» Dataset records
________

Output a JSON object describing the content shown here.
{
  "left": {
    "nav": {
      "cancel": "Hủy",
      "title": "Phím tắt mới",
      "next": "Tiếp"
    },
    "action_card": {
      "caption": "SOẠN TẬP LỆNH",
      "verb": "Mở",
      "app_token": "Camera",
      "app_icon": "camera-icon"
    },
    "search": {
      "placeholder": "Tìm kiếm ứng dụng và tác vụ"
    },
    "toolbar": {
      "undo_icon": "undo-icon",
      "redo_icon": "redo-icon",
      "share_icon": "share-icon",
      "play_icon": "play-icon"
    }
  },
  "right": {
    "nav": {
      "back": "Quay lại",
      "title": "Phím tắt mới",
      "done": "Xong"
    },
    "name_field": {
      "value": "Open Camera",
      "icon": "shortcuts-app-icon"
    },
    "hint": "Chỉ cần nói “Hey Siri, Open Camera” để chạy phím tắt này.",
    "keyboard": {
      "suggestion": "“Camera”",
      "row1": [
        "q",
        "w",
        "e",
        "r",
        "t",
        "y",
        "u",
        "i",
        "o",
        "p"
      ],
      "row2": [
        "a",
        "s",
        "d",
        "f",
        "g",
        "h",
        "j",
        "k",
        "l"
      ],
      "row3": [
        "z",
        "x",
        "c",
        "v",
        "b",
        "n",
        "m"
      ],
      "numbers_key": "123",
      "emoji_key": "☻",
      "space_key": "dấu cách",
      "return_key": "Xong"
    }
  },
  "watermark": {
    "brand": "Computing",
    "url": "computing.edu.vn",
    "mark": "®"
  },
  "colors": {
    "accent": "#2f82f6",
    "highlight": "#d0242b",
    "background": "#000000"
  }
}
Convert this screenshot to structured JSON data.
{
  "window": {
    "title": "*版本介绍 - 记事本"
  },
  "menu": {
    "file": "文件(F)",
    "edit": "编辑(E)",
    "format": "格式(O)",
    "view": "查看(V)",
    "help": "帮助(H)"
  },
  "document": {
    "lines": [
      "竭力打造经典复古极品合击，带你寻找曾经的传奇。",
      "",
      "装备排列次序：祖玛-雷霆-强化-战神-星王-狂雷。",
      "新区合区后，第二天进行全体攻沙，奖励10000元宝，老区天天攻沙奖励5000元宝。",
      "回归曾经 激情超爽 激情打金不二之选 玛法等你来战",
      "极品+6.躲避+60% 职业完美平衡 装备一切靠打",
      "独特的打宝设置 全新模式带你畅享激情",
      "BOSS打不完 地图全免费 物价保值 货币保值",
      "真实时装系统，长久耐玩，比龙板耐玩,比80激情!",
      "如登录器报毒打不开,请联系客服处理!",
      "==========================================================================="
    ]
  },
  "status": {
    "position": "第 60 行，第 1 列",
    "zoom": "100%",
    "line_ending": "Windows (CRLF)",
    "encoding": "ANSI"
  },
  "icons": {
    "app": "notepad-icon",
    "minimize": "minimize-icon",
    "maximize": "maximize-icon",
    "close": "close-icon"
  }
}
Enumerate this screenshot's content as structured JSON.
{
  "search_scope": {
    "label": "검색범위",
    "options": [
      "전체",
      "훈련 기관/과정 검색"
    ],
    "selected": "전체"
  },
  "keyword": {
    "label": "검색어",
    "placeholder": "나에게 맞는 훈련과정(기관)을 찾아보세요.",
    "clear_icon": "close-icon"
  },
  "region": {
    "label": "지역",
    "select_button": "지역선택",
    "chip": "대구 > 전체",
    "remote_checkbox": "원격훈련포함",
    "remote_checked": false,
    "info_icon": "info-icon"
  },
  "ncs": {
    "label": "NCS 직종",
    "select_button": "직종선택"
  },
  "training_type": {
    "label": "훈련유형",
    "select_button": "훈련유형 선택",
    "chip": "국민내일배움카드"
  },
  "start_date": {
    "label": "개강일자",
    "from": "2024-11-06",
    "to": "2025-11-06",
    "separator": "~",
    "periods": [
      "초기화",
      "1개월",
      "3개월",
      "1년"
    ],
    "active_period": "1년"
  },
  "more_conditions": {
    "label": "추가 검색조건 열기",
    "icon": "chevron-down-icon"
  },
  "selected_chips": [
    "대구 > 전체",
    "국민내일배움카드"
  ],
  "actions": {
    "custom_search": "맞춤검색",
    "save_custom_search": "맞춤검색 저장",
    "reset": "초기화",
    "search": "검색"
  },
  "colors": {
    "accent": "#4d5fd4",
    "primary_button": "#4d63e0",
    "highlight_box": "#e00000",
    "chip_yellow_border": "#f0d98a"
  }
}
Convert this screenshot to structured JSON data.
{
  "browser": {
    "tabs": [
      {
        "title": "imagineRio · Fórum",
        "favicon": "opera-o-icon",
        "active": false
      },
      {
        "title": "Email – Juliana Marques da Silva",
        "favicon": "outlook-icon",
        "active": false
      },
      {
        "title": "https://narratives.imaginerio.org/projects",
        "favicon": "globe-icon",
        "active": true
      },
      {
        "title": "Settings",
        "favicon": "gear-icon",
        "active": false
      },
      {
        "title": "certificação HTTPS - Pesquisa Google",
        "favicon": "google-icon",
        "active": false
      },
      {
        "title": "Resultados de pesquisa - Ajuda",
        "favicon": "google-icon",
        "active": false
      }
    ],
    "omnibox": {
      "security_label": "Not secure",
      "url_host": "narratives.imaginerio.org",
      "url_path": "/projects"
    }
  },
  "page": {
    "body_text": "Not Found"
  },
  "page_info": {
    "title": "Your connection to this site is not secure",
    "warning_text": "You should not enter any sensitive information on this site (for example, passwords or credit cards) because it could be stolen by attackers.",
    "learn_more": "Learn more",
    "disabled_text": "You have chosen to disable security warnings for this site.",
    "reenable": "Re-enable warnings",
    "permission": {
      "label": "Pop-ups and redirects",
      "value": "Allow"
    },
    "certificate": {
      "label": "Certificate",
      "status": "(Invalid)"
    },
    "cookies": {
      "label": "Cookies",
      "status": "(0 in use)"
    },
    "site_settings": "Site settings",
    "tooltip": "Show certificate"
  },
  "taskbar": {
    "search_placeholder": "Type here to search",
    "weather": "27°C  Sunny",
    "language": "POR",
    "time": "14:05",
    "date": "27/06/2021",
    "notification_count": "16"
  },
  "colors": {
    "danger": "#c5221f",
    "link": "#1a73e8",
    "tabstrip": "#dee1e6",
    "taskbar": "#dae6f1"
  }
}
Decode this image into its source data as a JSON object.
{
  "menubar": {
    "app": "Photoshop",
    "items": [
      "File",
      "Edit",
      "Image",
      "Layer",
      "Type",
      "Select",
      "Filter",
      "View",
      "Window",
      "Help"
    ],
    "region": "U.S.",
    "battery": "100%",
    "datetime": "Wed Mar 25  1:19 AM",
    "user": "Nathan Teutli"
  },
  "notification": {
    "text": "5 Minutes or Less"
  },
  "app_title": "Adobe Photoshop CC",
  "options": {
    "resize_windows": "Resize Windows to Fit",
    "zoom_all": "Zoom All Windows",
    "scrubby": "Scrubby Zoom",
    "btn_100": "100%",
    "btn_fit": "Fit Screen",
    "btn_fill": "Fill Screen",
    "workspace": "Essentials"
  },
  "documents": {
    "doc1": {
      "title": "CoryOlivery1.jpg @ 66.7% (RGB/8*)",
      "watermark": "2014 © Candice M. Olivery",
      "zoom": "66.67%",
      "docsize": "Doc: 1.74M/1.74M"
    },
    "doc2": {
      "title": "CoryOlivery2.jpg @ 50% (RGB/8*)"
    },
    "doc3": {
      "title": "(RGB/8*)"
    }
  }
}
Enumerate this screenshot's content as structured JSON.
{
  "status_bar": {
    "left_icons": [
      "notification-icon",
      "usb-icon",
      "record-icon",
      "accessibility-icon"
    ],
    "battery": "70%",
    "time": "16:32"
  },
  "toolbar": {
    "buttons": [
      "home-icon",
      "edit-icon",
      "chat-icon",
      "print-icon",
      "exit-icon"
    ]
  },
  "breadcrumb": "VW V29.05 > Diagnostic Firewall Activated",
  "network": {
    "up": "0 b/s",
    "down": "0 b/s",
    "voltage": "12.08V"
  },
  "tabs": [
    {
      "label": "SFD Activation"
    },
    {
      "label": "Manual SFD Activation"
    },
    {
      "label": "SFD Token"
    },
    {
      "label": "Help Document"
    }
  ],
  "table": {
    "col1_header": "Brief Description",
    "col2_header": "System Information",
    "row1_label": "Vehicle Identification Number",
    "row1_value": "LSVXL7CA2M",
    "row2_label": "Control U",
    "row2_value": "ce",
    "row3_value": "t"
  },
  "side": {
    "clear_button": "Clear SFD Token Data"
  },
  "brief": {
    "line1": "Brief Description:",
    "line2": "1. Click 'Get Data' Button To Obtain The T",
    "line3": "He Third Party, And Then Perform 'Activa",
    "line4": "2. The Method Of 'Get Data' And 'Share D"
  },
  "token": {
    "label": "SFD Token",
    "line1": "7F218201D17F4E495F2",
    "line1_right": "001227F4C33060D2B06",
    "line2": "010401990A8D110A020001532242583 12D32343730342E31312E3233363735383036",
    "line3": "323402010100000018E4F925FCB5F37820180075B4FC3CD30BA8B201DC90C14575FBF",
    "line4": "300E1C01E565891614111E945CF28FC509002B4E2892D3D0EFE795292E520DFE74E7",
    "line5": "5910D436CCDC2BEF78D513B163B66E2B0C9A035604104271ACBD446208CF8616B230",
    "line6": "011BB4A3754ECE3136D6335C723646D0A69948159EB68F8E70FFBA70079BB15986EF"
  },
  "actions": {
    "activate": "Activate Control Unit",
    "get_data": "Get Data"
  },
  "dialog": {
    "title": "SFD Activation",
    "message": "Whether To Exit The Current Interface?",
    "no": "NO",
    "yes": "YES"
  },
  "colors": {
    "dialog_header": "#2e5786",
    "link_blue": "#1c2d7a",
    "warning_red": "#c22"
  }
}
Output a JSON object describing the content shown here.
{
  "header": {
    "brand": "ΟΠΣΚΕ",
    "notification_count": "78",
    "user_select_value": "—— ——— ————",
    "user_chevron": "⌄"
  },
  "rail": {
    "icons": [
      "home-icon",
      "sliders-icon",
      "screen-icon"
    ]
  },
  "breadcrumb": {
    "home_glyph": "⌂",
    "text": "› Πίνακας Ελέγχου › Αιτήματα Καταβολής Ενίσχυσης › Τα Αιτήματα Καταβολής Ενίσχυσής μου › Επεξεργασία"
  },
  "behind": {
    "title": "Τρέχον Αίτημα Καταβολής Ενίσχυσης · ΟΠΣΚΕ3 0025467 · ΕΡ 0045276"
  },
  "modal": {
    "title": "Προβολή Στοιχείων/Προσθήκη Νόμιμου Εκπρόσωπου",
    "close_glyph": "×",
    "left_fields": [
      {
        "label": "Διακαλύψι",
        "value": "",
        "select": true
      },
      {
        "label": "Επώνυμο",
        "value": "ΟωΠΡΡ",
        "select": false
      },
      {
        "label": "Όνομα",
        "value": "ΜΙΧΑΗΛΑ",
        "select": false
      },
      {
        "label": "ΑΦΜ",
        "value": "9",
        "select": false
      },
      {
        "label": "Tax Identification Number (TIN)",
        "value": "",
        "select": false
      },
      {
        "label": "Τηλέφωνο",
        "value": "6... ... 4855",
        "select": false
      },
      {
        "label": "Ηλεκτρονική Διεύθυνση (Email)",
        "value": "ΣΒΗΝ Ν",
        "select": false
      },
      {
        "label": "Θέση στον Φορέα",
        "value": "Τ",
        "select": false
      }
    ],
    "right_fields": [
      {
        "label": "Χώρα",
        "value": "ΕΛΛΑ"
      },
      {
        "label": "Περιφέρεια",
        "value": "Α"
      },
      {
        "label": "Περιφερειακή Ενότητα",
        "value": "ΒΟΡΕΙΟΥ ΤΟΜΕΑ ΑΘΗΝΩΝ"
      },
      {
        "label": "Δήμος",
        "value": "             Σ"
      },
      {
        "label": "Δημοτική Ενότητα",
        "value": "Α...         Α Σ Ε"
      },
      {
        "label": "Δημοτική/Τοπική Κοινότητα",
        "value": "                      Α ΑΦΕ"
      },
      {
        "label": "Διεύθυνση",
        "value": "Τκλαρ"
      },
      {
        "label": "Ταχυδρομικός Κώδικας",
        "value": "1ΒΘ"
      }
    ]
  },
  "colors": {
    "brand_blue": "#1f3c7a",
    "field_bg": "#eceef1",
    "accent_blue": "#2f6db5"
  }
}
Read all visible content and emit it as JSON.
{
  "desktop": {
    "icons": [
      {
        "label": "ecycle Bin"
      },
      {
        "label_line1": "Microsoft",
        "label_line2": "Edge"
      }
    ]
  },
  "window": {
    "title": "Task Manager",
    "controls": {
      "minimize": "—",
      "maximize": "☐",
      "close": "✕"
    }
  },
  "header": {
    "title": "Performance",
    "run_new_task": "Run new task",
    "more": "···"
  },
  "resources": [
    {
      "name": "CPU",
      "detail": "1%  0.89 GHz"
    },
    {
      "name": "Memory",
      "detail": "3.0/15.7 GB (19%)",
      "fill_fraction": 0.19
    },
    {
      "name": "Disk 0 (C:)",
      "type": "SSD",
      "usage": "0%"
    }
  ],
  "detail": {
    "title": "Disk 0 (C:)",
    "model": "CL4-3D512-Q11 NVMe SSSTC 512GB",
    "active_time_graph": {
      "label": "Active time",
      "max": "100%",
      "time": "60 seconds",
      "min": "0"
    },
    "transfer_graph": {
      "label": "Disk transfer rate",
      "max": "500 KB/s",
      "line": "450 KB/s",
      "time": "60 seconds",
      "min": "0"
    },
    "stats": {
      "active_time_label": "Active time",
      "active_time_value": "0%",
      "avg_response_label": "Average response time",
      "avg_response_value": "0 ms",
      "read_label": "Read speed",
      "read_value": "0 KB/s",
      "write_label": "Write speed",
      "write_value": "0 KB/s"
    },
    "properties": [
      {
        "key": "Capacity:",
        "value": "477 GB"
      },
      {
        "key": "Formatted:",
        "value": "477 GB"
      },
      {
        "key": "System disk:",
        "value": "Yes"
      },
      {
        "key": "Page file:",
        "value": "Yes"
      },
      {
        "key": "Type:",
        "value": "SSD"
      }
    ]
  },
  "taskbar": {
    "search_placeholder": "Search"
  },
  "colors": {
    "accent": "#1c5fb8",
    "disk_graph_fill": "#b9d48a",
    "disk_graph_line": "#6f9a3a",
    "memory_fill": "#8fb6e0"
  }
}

________

» Objective
Read the entries and pick out all lines that include the word "Καταβολής".

» Reply
    "text": "› Πίνακας Ελέγχου › Αιτήματα Καταβολής Ενίσχυσης › Τα Αιτήματα Καταβολής Ενίσχυσής μου › Επεξεργασία"
    "title": "Τρέχον Αίτημα Καταβολής Ενίσχυσης · ΟΠΣΚΕ3 0025467 · ΕΡ 0045276"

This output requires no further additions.